| Teks yang Diberikan |
---+---

Blog ini berisi tulisan mahasiswa Program Studi Pendidikan Sosiologi A UNJ angkatan 2015 tentang permasalahan pendidikan. Seluruh tulisan ini dibuat sebagai syarat mengikuti Ujian Akhir Semester mata kuliah Bahasa Indonesia, Juni 2016.



Tasya Anggita: Pendidikan Sebagai Pemberdayaan Masyarakat


Untuk memodernisasikan masyarakat, pemerintah harus berpegang pada keyakinan bahwa pendidikan tidak saja dipandang sebagai investasi modal, tetapi ia juga didudukan sebagai investasi ekonomi. Untuk membangun suatu masyarakat diperlukan komitmen yang tinggi terhadap peningkatan mutu dan kapasitas masyarakat. Jalan yang paling penting untuk meningkatkan kapasitas dan mutu masyarakat ini tiada pilihan lain selain mendidik masyarakat lewat lembaga pendidikan atau sekolah. Saya menduga bahwa pendidikan diposisikan sebagai ”pendidikan menjaga masyarakat agar tetap pada level yang tinggi”. Ini berarti bahwa Indonesia secara serius harus menyiapkan bangsanya agar mampu memasuki area ’pengetahuan ekonomi’ dengan penguasaan bidang-bidang keahlian yang menjadi persyaratan untuk itu. Tidak ada pikiran bahwa peningkatan kapasitas dan mutu masyarakat dapat dilakukan dengan cara ’short cut’. Semua itu harus dilakukan secara terencana sistematis, tekun, dan berkomitmen tinggi. Kita harus membentuk kelas menengah ini dengan perencanaan, ’by design’. Kita tidak boleh lagi membiarkan masyarakat kita tumbuh dan berkembang dengan sendirinya. Pemerintah seolah-olah berdiam diri, tak banyak melakukan perbuatan untuk mendorong agar kapasitas dan mutu masyarakat meningkat dengan cepat.

---+---

Salin kata demi kata bagian tulisan tentang pendidikan sebagai pemberdayaan masyarakat di atas, mulai dari kata-kata yang memuat "Blog ini berisi" sampai "Indonesia, Juni 2016.".

| Data Hasil Ekstraksi |
---+---

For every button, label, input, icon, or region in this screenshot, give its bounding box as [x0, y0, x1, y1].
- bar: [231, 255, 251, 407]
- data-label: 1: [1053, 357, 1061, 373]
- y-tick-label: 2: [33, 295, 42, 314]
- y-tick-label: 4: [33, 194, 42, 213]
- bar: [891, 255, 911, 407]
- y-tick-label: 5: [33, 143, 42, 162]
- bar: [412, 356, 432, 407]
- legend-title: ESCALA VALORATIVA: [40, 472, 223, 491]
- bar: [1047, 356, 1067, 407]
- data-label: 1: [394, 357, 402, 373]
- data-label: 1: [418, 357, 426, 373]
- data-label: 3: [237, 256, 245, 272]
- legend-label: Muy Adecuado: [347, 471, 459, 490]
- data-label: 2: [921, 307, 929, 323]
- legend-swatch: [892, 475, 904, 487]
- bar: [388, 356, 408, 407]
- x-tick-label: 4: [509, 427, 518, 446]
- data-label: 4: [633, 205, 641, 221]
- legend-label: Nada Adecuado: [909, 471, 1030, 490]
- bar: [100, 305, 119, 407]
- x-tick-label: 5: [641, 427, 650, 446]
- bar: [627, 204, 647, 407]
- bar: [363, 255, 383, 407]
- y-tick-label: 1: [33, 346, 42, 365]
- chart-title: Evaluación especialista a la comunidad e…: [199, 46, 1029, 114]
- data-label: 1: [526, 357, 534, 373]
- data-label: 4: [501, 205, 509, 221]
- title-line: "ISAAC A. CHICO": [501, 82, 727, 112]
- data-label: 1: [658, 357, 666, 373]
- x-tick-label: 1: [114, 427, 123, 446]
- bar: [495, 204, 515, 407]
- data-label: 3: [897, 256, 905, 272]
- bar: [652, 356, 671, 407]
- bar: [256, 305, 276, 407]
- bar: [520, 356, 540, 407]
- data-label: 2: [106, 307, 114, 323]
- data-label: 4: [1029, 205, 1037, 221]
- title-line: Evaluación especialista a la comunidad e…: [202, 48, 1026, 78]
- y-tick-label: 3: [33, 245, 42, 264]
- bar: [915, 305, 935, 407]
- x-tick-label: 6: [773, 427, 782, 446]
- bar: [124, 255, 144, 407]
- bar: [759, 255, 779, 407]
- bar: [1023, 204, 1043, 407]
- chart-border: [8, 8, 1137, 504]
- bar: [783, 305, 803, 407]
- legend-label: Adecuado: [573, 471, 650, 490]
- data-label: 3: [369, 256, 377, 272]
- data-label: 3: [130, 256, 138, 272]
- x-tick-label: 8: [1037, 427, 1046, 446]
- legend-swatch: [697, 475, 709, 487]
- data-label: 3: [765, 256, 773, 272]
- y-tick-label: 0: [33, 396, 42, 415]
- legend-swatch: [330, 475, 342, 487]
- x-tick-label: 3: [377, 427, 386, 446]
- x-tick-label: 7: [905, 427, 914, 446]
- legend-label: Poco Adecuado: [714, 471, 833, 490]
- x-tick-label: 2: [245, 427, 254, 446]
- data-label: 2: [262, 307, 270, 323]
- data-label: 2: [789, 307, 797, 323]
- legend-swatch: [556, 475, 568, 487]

---+---

| Hasil Latihan |
Blog ini berisi tulisan mahasiswa Program Studi Pendidikan Sosiologi A UNJ angkatan 2015 tentang permasalahan pendidikan. Seluruh tulisan ini dibuat sebagai syarat mengikuti Ujian Akhir Semester mata kuliah Bahasa Indonesia, Juni 2016.